* _Task details_
Every record below is to be retyped exactly.

* _Entries shown_
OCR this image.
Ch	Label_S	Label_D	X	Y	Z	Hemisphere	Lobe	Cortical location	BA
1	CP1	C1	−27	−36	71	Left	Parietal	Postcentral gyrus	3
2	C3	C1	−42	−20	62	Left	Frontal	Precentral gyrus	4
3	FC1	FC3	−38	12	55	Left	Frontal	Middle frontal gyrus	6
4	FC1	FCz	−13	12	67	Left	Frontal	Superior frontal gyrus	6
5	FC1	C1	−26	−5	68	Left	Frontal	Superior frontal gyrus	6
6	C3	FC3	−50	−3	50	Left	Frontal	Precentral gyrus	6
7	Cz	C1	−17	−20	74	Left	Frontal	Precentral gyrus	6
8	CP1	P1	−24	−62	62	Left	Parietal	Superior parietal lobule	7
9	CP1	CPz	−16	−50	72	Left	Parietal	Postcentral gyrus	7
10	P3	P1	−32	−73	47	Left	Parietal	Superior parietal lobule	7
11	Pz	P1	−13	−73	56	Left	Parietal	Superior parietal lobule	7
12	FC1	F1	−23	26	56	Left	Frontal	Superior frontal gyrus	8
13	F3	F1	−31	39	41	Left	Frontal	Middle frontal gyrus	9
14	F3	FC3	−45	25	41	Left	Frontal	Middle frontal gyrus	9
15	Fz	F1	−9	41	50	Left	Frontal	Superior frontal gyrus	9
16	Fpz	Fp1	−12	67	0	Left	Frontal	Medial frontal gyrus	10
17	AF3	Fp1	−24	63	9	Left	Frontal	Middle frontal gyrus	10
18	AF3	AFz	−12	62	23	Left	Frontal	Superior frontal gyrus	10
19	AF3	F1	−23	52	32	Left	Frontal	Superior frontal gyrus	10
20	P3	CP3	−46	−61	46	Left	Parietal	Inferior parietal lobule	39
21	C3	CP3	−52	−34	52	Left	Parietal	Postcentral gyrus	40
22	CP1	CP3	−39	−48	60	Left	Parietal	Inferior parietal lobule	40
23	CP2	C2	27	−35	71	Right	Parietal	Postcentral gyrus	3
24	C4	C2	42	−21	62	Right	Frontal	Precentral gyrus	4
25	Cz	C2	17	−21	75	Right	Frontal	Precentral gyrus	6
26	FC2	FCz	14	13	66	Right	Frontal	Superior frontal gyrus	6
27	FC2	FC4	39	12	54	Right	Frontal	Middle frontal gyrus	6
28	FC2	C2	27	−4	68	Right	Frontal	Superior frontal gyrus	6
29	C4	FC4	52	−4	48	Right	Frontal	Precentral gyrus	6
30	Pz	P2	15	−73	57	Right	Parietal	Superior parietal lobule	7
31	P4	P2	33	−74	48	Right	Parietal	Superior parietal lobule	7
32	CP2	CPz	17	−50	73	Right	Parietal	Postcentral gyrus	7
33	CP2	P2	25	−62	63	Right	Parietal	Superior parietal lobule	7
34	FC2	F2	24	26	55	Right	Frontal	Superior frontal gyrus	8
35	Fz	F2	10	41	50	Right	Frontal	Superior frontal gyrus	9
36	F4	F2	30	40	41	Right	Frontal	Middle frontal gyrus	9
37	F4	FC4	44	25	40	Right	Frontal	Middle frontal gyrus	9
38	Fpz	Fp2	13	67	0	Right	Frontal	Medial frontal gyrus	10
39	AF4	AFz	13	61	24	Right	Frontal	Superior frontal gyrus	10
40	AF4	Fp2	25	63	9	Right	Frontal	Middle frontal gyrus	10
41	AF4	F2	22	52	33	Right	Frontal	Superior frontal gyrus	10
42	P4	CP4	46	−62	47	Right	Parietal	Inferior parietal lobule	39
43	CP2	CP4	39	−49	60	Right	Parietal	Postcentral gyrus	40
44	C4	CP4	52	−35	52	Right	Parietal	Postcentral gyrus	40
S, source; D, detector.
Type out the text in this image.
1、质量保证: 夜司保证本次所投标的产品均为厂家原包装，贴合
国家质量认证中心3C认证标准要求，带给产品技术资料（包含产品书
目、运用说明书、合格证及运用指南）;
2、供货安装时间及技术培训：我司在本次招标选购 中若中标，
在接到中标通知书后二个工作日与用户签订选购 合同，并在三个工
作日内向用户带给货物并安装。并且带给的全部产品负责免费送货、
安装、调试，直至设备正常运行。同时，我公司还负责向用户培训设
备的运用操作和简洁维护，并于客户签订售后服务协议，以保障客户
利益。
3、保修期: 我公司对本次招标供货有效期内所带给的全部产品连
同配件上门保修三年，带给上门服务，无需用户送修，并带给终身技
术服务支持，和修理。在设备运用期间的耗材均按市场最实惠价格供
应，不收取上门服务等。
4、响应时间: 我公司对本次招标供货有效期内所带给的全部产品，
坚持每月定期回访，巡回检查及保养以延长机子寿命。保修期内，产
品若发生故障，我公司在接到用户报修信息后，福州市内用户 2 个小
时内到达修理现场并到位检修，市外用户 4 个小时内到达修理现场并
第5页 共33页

* _Response to the exercise_
OCR this image.
Ch	Label_S	Label_D	X	Y	Z	Hemisphere	Lobe	Cortical location	BA
1	CP1	C1	−27	−36	71	Left	Parietal	Postcentral gyrus	3
2	C3	C1	−42	−20	62	Left	Frontal	Precentral gyrus	4
3	FC1	FC3	−38	12	55	Left	Frontal	Middle frontal gyrus	6
4	FC1	FCz	−13	12	67	Left	Frontal	Superior frontal gyrus	6
5	FC1	C1	−26	−5	68	Left	Frontal	Superior frontal gyrus	6
6	C3	FC3	−50	−3	50	Left	Frontal	Precentral gyrus	6
7	Cz	C1	−17	−20	74	Left	Frontal	Precentral gyrus	6
8	CP1	P1	−24	−62	62	Left	Parietal	Superior parietal lobule	7
9	CP1	CPz	−16	−50	72	Left	Parietal	Postcentral gyrus	7
10	P3	P1	−32	−73	47	Left	Parietal	Superior parietal lobule	7
11	Pz	P1	−13	−73	56	Left	Parietal	Superior parietal lobule	7
12	FC1	F1	−23	26	56	Left	Frontal	Superior frontal gyrus	8
13	F3	F1	−31	39	41	Left	Frontal	Middle frontal gyrus	9
14	F3	FC3	−45	25	41	Left	Frontal	Middle frontal gyrus	9
15	Fz	F1	−9	41	50	Left	Frontal	Superior frontal gyrus	9
16	Fpz	Fp1	−12	67	0	Left	Frontal	Medial frontal gyrus	10
17	AF3	Fp1	−24	63	9	Left	Frontal	Middle frontal gyrus	10
18	AF3	AFz	−12	62	23	Left	Frontal	Superior frontal gyrus	10
19	AF3	F1	−23	52	32	Left	Frontal	Superior frontal gyrus	10
20	P3	CP3	−46	−61	46	Left	Parietal	Inferior parietal lobule	39
21	C3	CP3	−52	−34	52	Left	Parietal	Postcentral gyrus	40
22	CP1	CP3	−39	−48	60	Left	Parietal	Inferior parietal lobule	40
23	CP2	C2	27	−35	71	Right	Parietal	Postcentral gyrus	3
24	C4	C2	42	−21	62	Right	Frontal	Precentral gyrus	4
25	Cz	C2	17	−21	75	Right	Frontal	Precentral gyrus	6
26	FC2	FCz	14	13	66	Right	Frontal	Superior frontal gyrus	6
27	FC2	FC4	39	12	54	Right	Frontal	Middle frontal gyrus	6
28	FC2	C2	27	−4	68	Right	Frontal	Superior frontal gyrus	6
29	C4	FC4	52	−4	48	Right	Frontal	Precentral gyrus	6
30	Pz	P2	15	−73	57	Right	Parietal	Superior parietal lobule	7
31	P4	P2	33	−74	48	Right	Parietal	Superior parietal lobule	7
32	CP2	CPz	17	−50	73	Right	Parietal	Postcentral gyrus	7
33	CP2	P2	25	−62	63	Right	Parietal	Superior parietal lobule	7
34	FC2	F2	24	26	55	Right	Frontal	Superior frontal gyrus	8
35	Fz	F2	10	41	50	Right	Frontal	Superior frontal gyrus	9
36	F4	F2	30	40	41	Right	Frontal	Middle frontal gyrus	9
37	F4	FC4	44	25	40	Right	Frontal	Middle frontal gyrus	9
38	Fpz	Fp2	13	67	0	Right	Frontal	Medial frontal gyrus	10
39	AF4	AFz	13	61	24	Right	Frontal	Superior frontal gyrus	10
40	AF4	Fp2	25	63	9	Right	Frontal	Middle frontal gyrus	10
41	AF4	F2	22	52	33	Right	Frontal	Superior frontal gyrus	10
42	P4	CP4	46	−62	47	Right	Parietal	Inferior parietal lobule	39
43	CP2	CP4	39	−49	60	Right	Parietal	Postcentral gyrus	40
44	C4	CP4	52	−35	52	Right	Parietal	Postcentral gyrus	40
S, source; D, detector.
Type out the text in this image.
1、质量保证: 夜司保证本次所投标的产品均为厂家原包装，贴合
国家质量认证中心3C认证标准要求，带给产品技术资料（包含产品书
目、运用说明书、合格证及运用指南）;
2、供货安装时间及技术培训：我司在本次招标选购 中若中标，
在接到中标通知书后二个工作日与用户签订选购 合同，并在三个工
作日内向用户带给货物并安装。并且带给的全部产品负责免费送货、
安装、调试，直至设备正常运行。同时，我公司还负责向用户培训设
备的运用操作和简洁维护，并于客户签订售后服务协议，以保障客户
利益。
3、保修期: 我公司对本次招标供货有效期内所带给的全部产品连
同配件上门保修三年，带给上门服务，无需用户送修，并带给终身技
术服务支持，和修理。在设备运用期间的耗材均按市场最实惠价格供
应，不收取上门服务等。
4、响应时间: 我公司对本次招标供货有效期内所带给的全部产品，
坚持每月定期回访，巡回检查及保养以延长机子寿命。保修期内，产
品若发生故障，我公司在接到用户报修信息后，福州市内用户 2 个小
时内到达修理现场并到位检修，市外用户 4 个小时内到达修理现场并
第5页 共33页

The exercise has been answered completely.